Identify the lines that contain the word "professional" and copy each one.
──────────
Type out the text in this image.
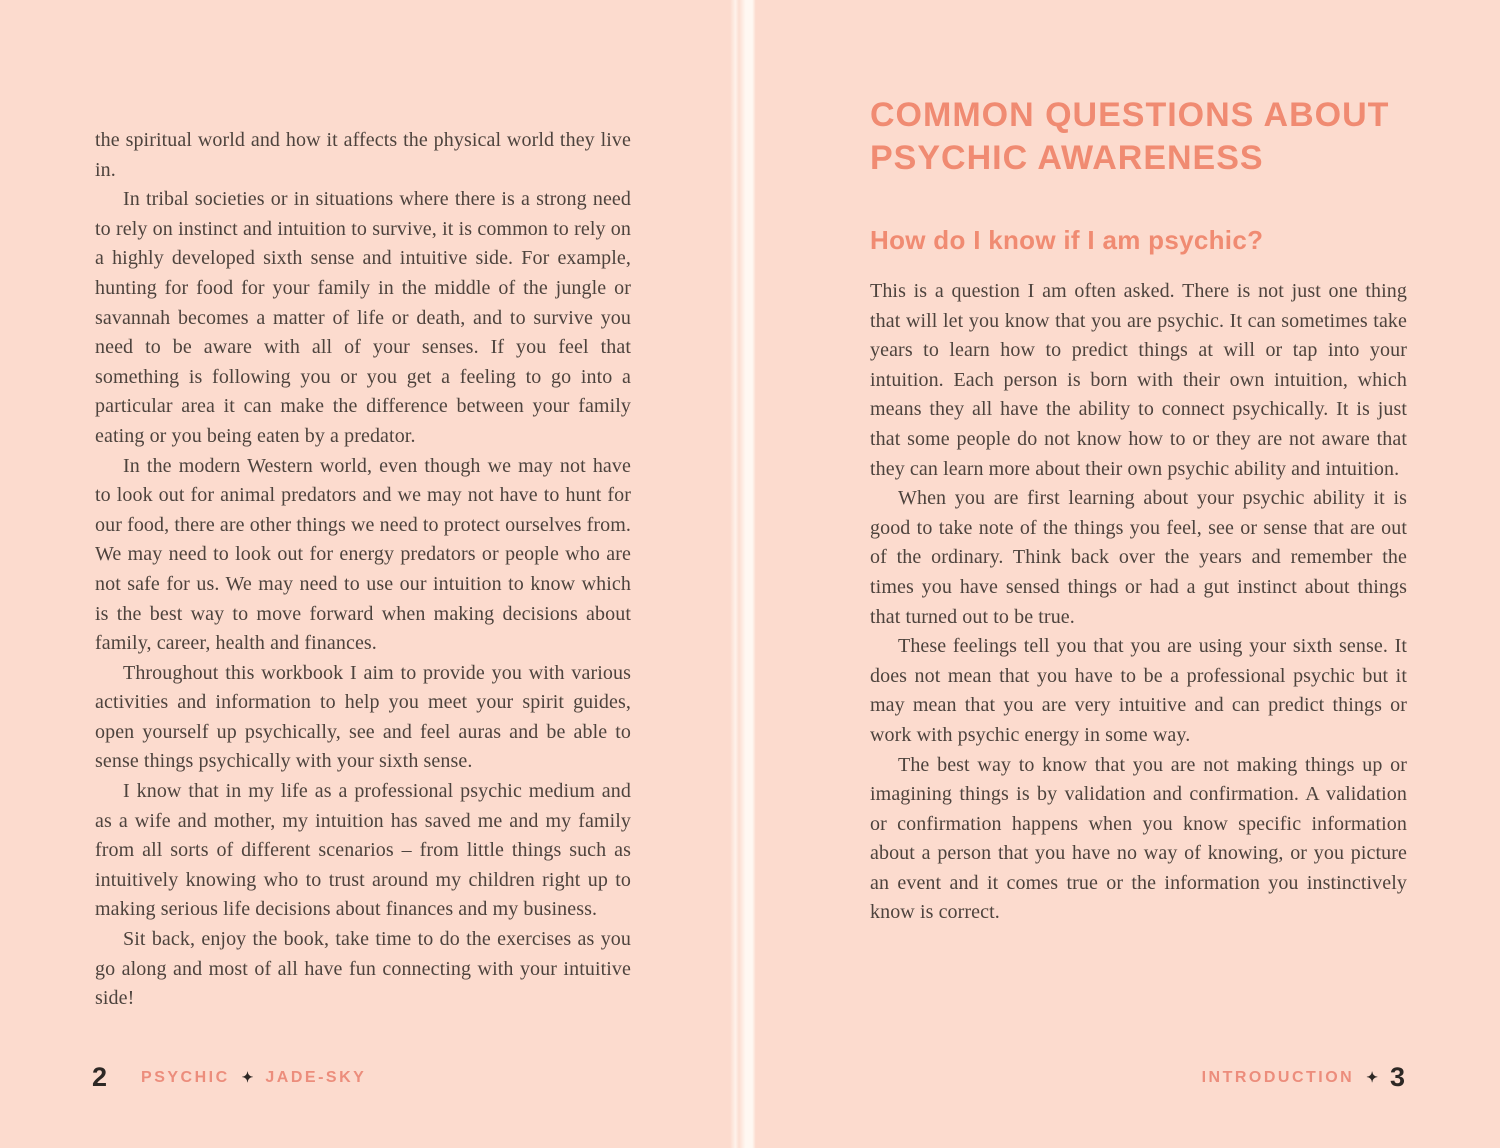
the spiritual world and how it affects the physical world they live in.

In tribal societies or in situations where there is a strong need to rely on instinct and intuition to survive, it is common to rely on a highly developed sixth sense and intuitive side. For example, hunting for food for your family in the middle of the jungle or savannah becomes a matter of life or death, and to survive you need to be aware with all of your senses. If you feel that something is following you or you get a feeling to go into a particular area it can make the difference between your family eating or you being eaten by a predator.

In the modern Western world, even though we may not have to look out for animal predators and we may not have to hunt for our food, there are other things we need to protect ourselves from. We may need to look out for energy predators or people who are not safe for us. We may need to use our intuition to know which is the best way to move forward when making decisions about family, career, health and finances.

Throughout this workbook I aim to provide you with various activities and information to help you meet your spirit guides, open yourself up psychically, see and feel auras and be able to sense things psychically with your sixth sense.

I know that in my life as a professional psychic medium and as a wife and mother, my intuition has saved me and my family from all sorts of different scenarios – from little things such as intuitively knowing who to trust around my children right up to making serious life decisions about finances and my business.

Sit back, enjoy the book, take time to do the exercises as you go along and most of all have fun connecting with your intuitive side!

2 PSYCHIC ✦ JADE-SKY
COMMON QUESTIONS ABOUT PSYCHIC AWARENESS
How do I know if I am psychic?

This is a question I am often asked. There is not just one thing that will let you know that you are psychic. It can sometimes take years to learn how to predict things at will or tap into your intuition. Each person is born with their own intuition, which means they all have the ability to connect psychically. It is just that some people do not know how to or they are not aware that they can learn more about their own psychic ability and intuition.

When you are first learning about your psychic ability it is good to take note of the things you feel, see or sense that are out of the ordinary. Think back over the years and remember the times you have sensed things or had a gut instinct about things that turned out to be true.

These feelings tell you that you are using your sixth sense. It does not mean that you have to be a professional psychic but it may mean that you are very intuitive and can predict things or work with psychic energy in some way.

The best way to know that you are not making things up or imagining things is by validation and confirmation. A validation or confirmation happens when you know specific information about a person that you have no way of knowing, or you picture an event and it comes true or the information you instinctively know is correct.

INTRODUCTION ✦ 3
──────────
Problem solution —
I know that in my life as a professional psychic medium and as a wife and mother, my intuition has saved me and my family from all sorts of different scenarios – from little things such as intuitively knowing who to trust around my children right up to making serious life decisions about finances and my business.
These feelings tell you that you are using your sixth sense. It does not mean that you have to be a professional psychic but it may mean that you are very intuitive and can predict things or work with psychic energy in some way.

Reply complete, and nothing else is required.